----- Records for processing -----

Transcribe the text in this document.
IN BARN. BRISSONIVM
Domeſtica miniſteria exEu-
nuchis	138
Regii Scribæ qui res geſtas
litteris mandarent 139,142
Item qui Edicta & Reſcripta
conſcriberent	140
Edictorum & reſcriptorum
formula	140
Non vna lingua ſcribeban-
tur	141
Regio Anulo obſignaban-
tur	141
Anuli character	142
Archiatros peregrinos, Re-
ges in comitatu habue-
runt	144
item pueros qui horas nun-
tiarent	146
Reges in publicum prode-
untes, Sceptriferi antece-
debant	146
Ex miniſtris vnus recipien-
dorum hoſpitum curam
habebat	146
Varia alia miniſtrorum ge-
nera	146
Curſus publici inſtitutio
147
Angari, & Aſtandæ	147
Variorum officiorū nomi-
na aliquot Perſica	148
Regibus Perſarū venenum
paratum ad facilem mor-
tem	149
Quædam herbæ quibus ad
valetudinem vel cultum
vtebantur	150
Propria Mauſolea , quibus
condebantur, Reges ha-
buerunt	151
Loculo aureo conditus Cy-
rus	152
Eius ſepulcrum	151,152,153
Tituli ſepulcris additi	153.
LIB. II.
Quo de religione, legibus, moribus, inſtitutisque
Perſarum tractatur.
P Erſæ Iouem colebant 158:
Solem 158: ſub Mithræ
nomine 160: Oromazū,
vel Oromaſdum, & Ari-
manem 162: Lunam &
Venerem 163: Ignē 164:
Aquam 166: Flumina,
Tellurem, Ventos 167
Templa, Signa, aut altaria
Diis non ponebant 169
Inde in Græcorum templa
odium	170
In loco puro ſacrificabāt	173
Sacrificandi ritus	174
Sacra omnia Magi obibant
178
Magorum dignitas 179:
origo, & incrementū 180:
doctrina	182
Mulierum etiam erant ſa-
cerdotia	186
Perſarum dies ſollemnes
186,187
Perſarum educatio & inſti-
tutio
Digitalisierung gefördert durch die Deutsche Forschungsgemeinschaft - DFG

-----

What you have to do: Go through the material above line by line and copy it exactly.

Result for this task:
Transcribe the text in this document.
IN BARN. BRISSONIVM
Domeſtica miniſteria exEu-
nuchis	138
Regii Scribæ qui res geſtas
litteris mandarent 139,142
Item qui Edicta & Reſcripta
conſcriberent	140
Edictorum & reſcriptorum
formula	140
Non vna lingua ſcribeban-
tur	141
Regio Anulo obſignaban-
tur	141
Anuli character	142
Archiatros peregrinos, Re-
ges in comitatu habue-
runt	144
item pueros qui horas nun-
tiarent	146
Reges in publicum prode-
untes, Sceptriferi antece-
debant	146
Ex miniſtris vnus recipien-
dorum hoſpitum curam
habebat	146
Varia alia miniſtrorum ge-
nera	146
Curſus publici inſtitutio
147
Angari, & Aſtandæ	147
Variorum officiorū nomi-
na aliquot Perſica	148
Regibus Perſarū venenum
paratum ad facilem mor-
tem	149
Quædam herbæ quibus ad
valetudinem vel cultum
vtebantur	150
Propria Mauſolea , quibus
condebantur, Reges ha-
buerunt	151
Loculo aureo conditus Cy-
rus	152
Eius ſepulcrum	151,152,153
Tituli ſepulcris additi	153.
LIB. II.
Quo de religione, legibus, moribus, inſtitutisque
Perſarum tractatur.
P Erſæ Iouem colebant 158:
Solem 158: ſub Mithræ
nomine 160: Oromazū,
vel Oromaſdum, & Ari-
manem 162: Lunam &
Venerem 163: Ignē 164:
Aquam 166: Flumina,
Tellurem, Ventos 167
Templa, Signa, aut altaria
Diis non ponebant 169
Inde in Græcorum templa
odium	170
In loco puro ſacrificabāt	173
Sacrificandi ritus	174
Sacra omnia Magi obibant
178
Magorum dignitas 179:
origo, & incrementū 180:
doctrina	182
Mulierum etiam erant ſa-
cerdotia	186
Perſarum dies ſollemnes
186,187
Perſarum educatio & inſti-
tutio
Digitalisierung gefördert durch die Deutsche Forschungsgemeinschaft - DFG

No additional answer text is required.